**Problem to solve:** Would you quote the material below in full and unchanged?

··· Available data

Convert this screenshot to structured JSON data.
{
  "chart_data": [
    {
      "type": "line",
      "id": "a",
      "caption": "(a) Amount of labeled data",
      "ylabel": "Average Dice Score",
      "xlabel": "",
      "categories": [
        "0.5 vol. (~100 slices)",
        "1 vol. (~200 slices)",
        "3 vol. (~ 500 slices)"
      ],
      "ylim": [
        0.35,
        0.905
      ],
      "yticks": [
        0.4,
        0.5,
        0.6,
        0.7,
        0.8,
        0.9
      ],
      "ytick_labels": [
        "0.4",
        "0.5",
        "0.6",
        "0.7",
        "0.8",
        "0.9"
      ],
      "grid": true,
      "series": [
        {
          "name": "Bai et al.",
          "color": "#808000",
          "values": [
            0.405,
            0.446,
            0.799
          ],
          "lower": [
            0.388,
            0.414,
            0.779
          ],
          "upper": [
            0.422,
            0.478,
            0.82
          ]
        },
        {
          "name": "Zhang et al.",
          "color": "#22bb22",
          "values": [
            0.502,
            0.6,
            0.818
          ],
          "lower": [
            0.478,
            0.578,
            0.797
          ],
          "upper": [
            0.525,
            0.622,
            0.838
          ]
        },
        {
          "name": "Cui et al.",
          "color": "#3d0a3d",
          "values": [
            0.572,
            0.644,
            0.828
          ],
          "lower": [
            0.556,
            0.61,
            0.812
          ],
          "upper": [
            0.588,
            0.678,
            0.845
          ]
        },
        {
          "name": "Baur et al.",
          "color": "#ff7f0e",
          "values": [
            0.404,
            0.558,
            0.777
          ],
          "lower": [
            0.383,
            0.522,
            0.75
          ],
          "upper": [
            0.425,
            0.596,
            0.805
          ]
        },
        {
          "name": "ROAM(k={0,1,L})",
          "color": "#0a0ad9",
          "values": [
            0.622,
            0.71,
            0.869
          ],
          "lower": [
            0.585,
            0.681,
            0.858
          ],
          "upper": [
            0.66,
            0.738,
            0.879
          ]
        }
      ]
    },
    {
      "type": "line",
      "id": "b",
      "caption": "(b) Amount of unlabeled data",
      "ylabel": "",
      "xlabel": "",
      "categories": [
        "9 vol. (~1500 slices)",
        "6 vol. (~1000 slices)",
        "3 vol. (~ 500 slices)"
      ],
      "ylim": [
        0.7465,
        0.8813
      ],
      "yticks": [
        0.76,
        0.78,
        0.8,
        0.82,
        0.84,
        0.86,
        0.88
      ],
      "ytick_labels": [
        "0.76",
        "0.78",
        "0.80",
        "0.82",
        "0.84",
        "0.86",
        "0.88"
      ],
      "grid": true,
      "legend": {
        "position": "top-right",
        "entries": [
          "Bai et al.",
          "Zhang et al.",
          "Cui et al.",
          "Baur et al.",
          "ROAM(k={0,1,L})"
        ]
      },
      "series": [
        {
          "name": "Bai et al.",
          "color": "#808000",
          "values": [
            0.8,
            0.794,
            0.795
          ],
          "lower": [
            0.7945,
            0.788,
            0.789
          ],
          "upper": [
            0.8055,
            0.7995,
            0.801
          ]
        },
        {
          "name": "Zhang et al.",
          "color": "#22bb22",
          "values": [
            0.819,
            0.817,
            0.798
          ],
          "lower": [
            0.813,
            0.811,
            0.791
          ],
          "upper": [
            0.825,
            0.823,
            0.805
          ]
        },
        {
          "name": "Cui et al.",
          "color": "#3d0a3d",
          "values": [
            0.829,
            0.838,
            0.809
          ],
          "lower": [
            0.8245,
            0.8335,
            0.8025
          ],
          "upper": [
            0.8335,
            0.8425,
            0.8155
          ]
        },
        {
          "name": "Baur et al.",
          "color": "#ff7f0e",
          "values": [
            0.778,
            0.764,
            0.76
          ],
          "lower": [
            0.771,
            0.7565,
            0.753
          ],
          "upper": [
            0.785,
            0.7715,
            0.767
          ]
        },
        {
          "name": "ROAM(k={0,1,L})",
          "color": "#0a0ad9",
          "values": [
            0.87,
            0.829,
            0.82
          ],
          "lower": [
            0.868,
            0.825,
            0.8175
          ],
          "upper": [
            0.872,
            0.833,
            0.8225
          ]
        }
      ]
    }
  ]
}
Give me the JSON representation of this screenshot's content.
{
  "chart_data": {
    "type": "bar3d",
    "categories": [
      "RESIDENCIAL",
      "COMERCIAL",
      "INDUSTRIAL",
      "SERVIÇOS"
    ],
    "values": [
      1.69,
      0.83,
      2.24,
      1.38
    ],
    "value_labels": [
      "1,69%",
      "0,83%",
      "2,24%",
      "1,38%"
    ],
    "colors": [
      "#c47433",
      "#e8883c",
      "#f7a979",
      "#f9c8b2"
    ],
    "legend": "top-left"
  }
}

······

**Response below:**
Convert this screenshot to structured JSON data.
{
  "chart_data": [
    {
      "type": "line",
      "id": "a",
      "caption": "(a) Amount of labeled data",
      "ylabel": "Average Dice Score",
      "xlabel": "",
      "categories": [
        "0.5 vol. (~100 slices)",
        "1 vol. (~200 slices)",
        "3 vol. (~ 500 slices)"
      ],
      "ylim": [
        0.35,
        0.905
      ],
      "yticks": [
        0.4,
        0.5,
        0.6,
        0.7,
        0.8,
        0.9
      ],
      "ytick_labels": [
        "0.4",
        "0.5",
        "0.6",
        "0.7",
        "0.8",
        "0.9"
      ],
      "grid": true,
      "series": [
        {
          "name": "Bai et al.",
          "color": "#808000",
          "values": [
            0.405,
            0.446,
            0.799
          ],
          "lower": [
            0.388,
            0.414,
            0.779
          ],
          "upper": [
            0.422,
            0.478,
            0.82
          ]
        },
        {
          "name": "Zhang et al.",
          "color": "#22bb22",
          "values": [
            0.502,
            0.6,
            0.818
          ],
          "lower": [
            0.478,
            0.578,
            0.797
          ],
          "upper": [
            0.525,
            0.622,
            0.838
          ]
        },
        {
          "name": "Cui et al.",
          "color": "#3d0a3d",
          "values": [
            0.572,
            0.644,
            0.828
          ],
          "lower": [
            0.556,
            0.61,
            0.812
          ],
          "upper": [
            0.588,
            0.678,
            0.845
          ]
        },
        {
          "name": "Baur et al.",
          "color": "#ff7f0e",
          "values": [
            0.404,
            0.558,
            0.777
          ],
          "lower": [
            0.383,
            0.522,
            0.75
          ],
          "upper": [
            0.425,
            0.596,
            0.805
          ]
        },
        {
          "name": "ROAM(k={0,1,L})",
          "color": "#0a0ad9",
          "values": [
            0.622,
            0.71,
            0.869
          ],
          "lower": [
            0.585,
            0.681,
            0.858
          ],
          "upper": [
            0.66,
            0.738,
            0.879
          ]
        }
      ]
    },
    {
      "type": "line",
      "id": "b",
      "caption": "(b) Amount of unlabeled data",
      "ylabel": "",
      "xlabel": "",
      "categories": [
        "9 vol. (~1500 slices)",
        "6 vol. (~1000 slices)",
        "3 vol. (~ 500 slices)"
      ],
      "ylim": [
        0.7465,
        0.8813
      ],
      "yticks": [
        0.76,
        0.78,
        0.8,
        0.82,
        0.84,
        0.86,
        0.88
      ],
      "ytick_labels": [
        "0.76",
        "0.78",
        "0.80",
        "0.82",
        "0.84",
        "0.86",
        "0.88"
      ],
      "grid": true,
      "legend": {
        "position": "top-right",
        "entries": [
          "Bai et al.",
          "Zhang et al.",
          "Cui et al.",
          "Baur et al.",
          "ROAM(k={0,1,L})"
        ]
      },
      "series": [
        {
          "name": "Bai et al.",
          "color": "#808000",
          "values": [
            0.8,
            0.794,
            0.795
          ],
          "lower": [
            0.7945,
            0.788,
            0.789
          ],
          "upper": [
            0.8055,
            0.7995,
            0.801
          ]
        },
        {
          "name": "Zhang et al.",
          "color": "#22bb22",
          "values": [
            0.819,
            0.817,
            0.798
          ],
          "lower": [
            0.813,
            0.811,
            0.791
          ],
          "upper": [
            0.825,
            0.823,
            0.805
          ]
        },
        {
          "name": "Cui et al.",
          "color": "#3d0a3d",
          "values": [
            0.829,
            0.838,
            0.809
          ],
          "lower": [
            0.8245,
            0.8335,
            0.8025
          ],
          "upper": [
            0.8335,
            0.8425,
            0.8155
          ]
        },
        {
          "name": "Baur et al.",
          "color": "#ff7f0e",
          "values": [
            0.778,
            0.764,
            0.76
          ],
          "lower": [
            0.771,
            0.7565,
            0.753
          ],
          "upper": [
            0.785,
            0.7715,
            0.767
          ]
        },
        {
          "name": "ROAM(k={0,1,L})",
          "color": "#0a0ad9",
          "values": [
            0.87,
            0.829,
            0.82
          ],
          "lower": [
            0.868,
            0.825,
            0.8175
          ],
          "upper": [
            0.872,
            0.833,
            0.8225
          ]
        }
      ]
    }
  ]
}
Give me the JSON representation of this screenshot's content.
{
  "chart_data": {
    "type": "bar3d",
    "categories": [
      "RESIDENCIAL",
      "COMERCIAL",
      "INDUSTRIAL",
      "SERVIÇOS"
    ],
    "values": [
      1.69,
      0.83,
      2.24,
      1.38
    ],
    "value_labels": [
      "1,69%",
      "0,83%",
      "2,24%",
      "1,38%"
    ],
    "colors": [
      "#c47433",
      "#e8883c",
      "#f7a979",
      "#f9c8b2"
    ],
    "legend": "top-left"
  }
}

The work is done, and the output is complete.